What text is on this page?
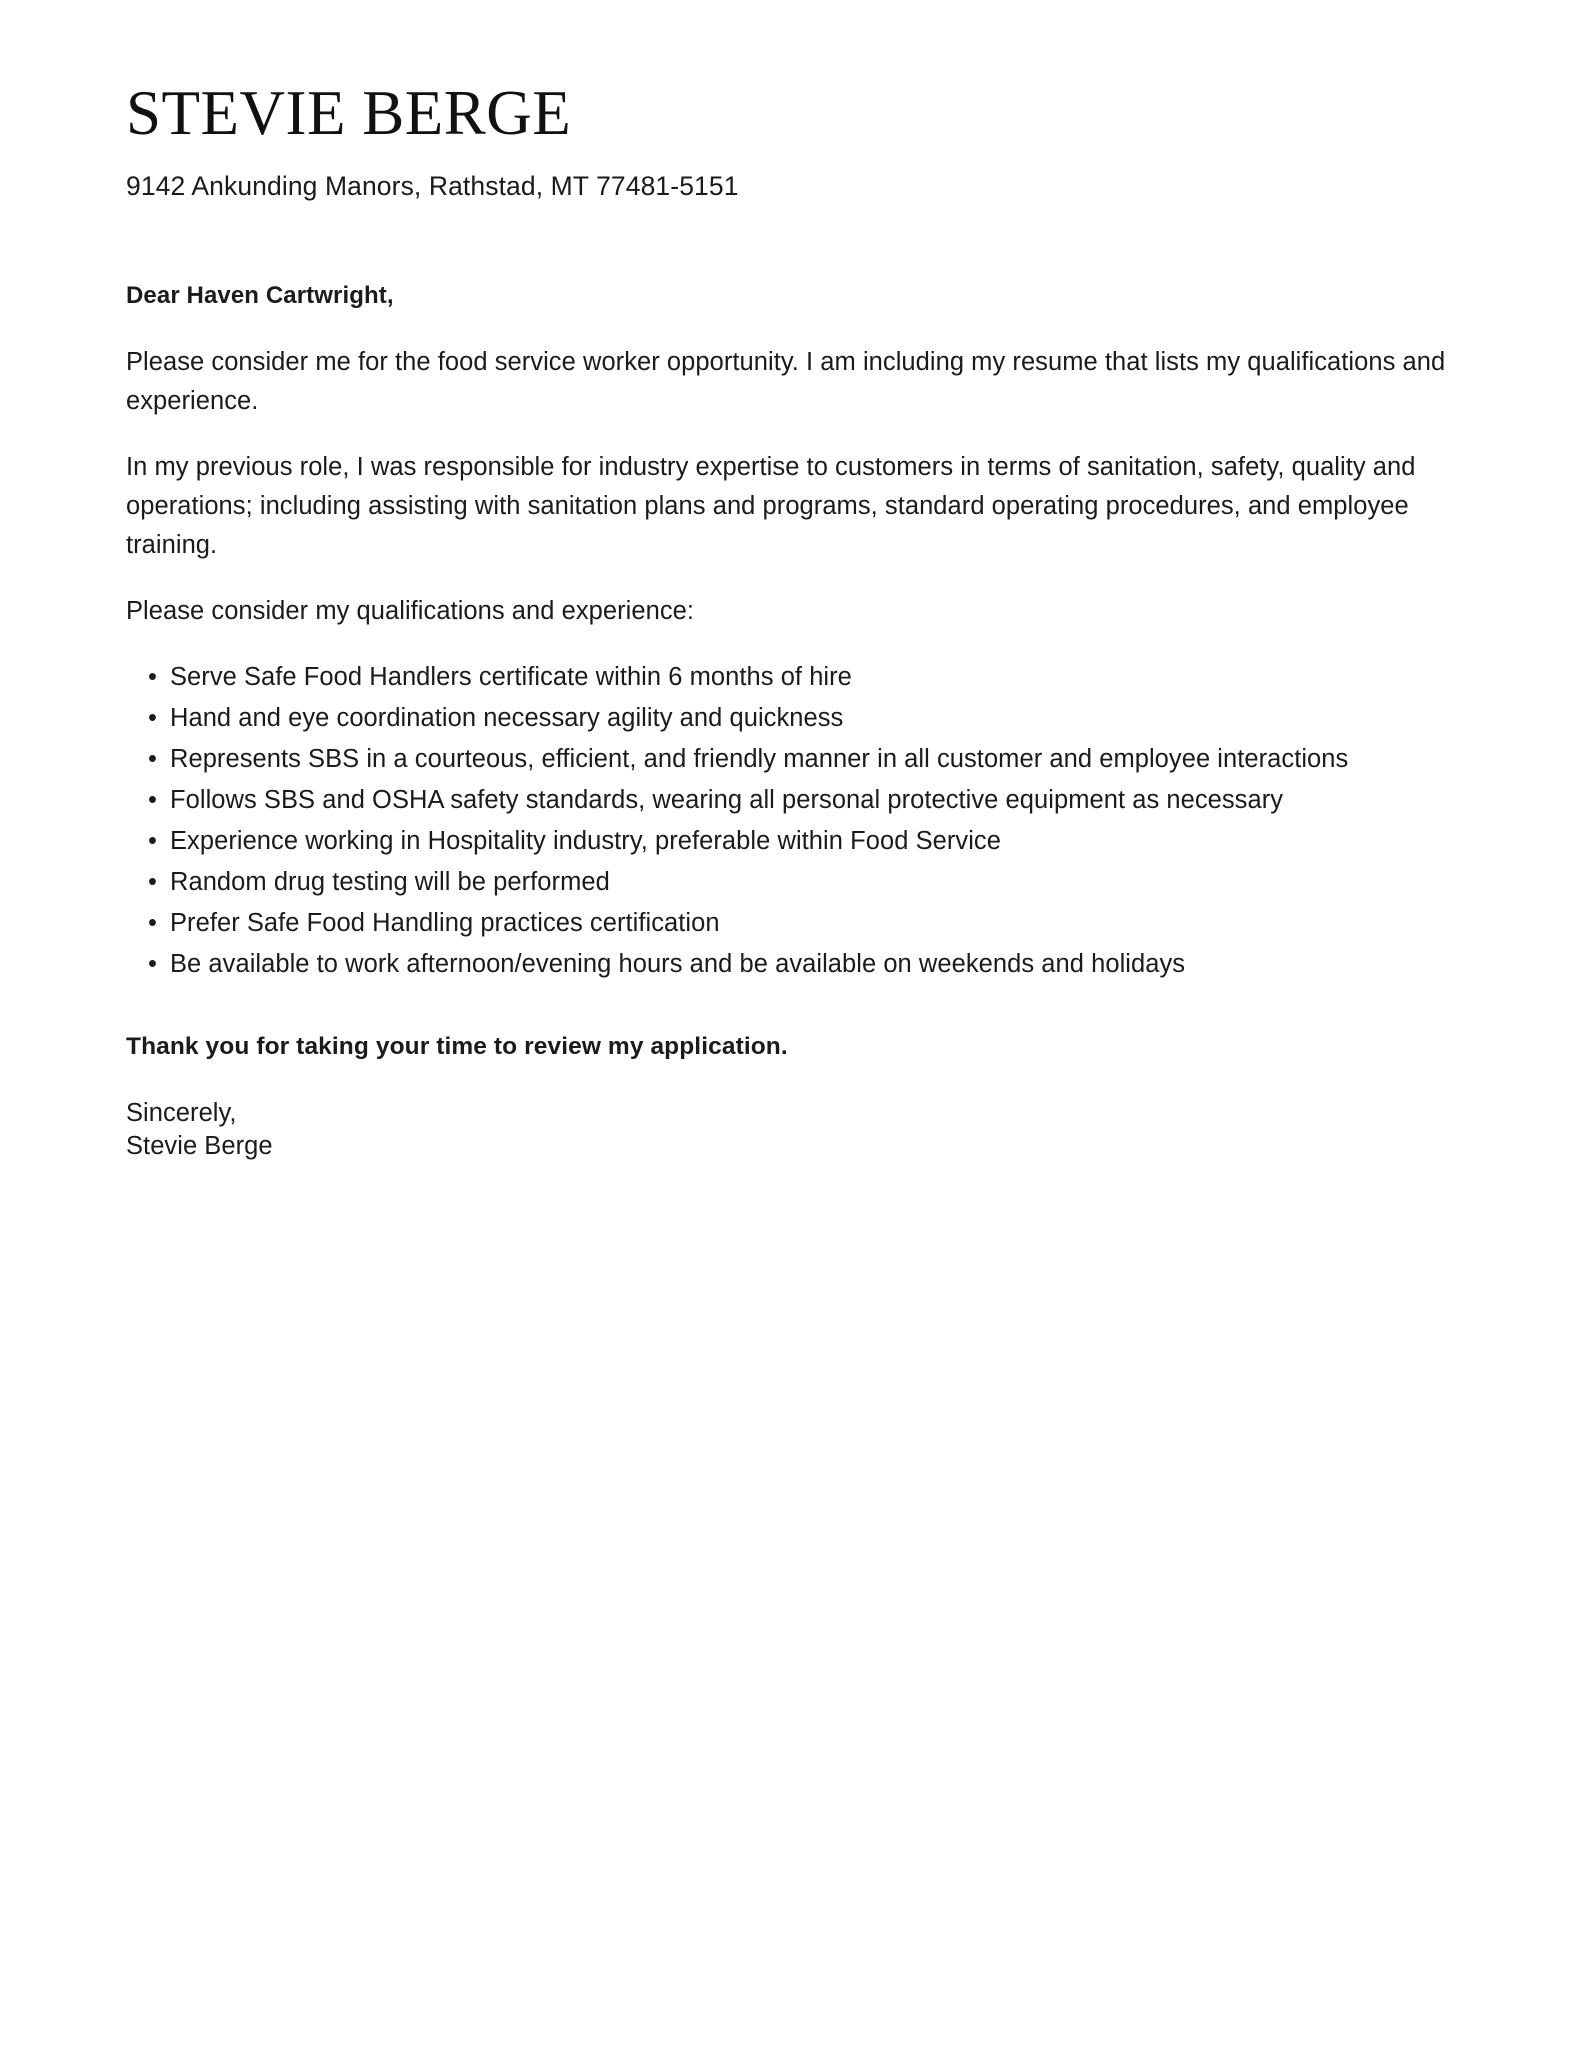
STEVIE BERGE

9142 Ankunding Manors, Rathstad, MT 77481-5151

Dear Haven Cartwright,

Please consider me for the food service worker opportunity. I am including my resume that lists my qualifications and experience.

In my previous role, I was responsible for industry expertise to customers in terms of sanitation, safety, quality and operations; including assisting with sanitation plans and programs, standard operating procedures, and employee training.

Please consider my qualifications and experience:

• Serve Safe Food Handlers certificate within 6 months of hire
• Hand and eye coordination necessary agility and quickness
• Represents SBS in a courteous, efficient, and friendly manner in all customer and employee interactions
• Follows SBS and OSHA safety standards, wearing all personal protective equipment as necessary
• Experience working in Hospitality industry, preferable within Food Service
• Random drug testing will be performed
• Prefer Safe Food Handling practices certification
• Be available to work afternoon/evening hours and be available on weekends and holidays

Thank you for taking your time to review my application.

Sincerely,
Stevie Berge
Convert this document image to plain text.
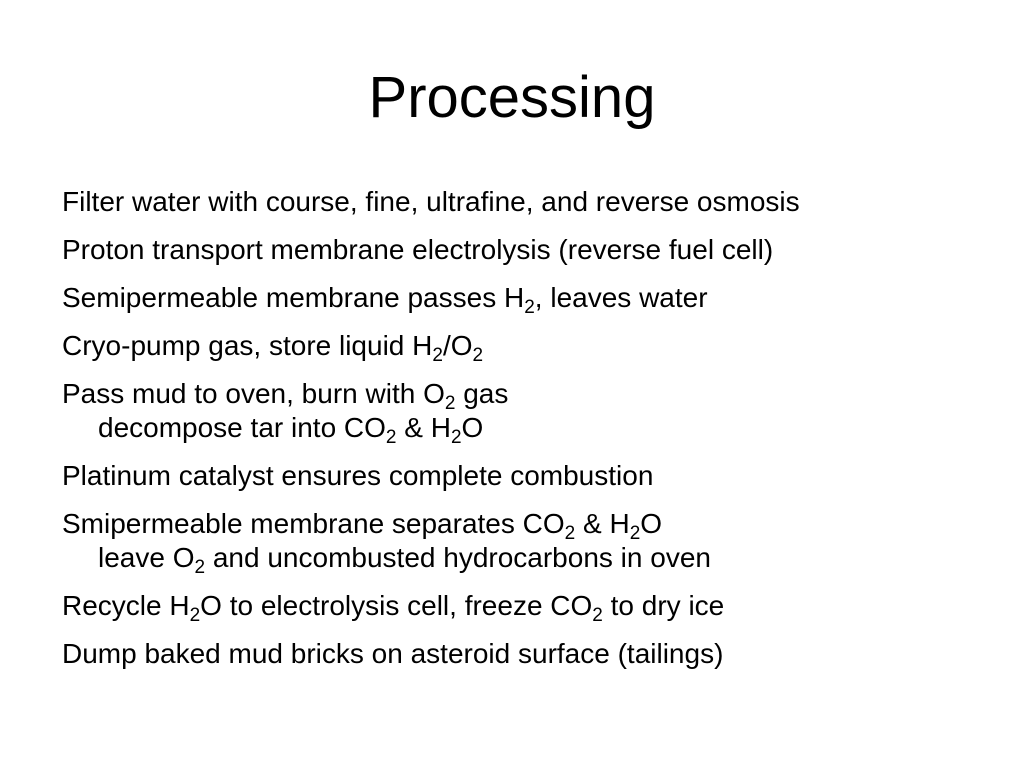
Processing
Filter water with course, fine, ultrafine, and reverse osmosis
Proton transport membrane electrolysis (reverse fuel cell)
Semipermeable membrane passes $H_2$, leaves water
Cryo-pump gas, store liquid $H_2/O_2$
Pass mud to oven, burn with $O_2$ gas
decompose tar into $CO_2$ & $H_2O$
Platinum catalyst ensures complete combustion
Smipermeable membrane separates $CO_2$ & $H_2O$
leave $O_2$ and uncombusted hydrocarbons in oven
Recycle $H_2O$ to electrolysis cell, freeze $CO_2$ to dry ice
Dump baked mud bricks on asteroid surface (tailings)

» Written request: Find the lines of the material that hold the word "this" and report their count alone.

» Solution below: 2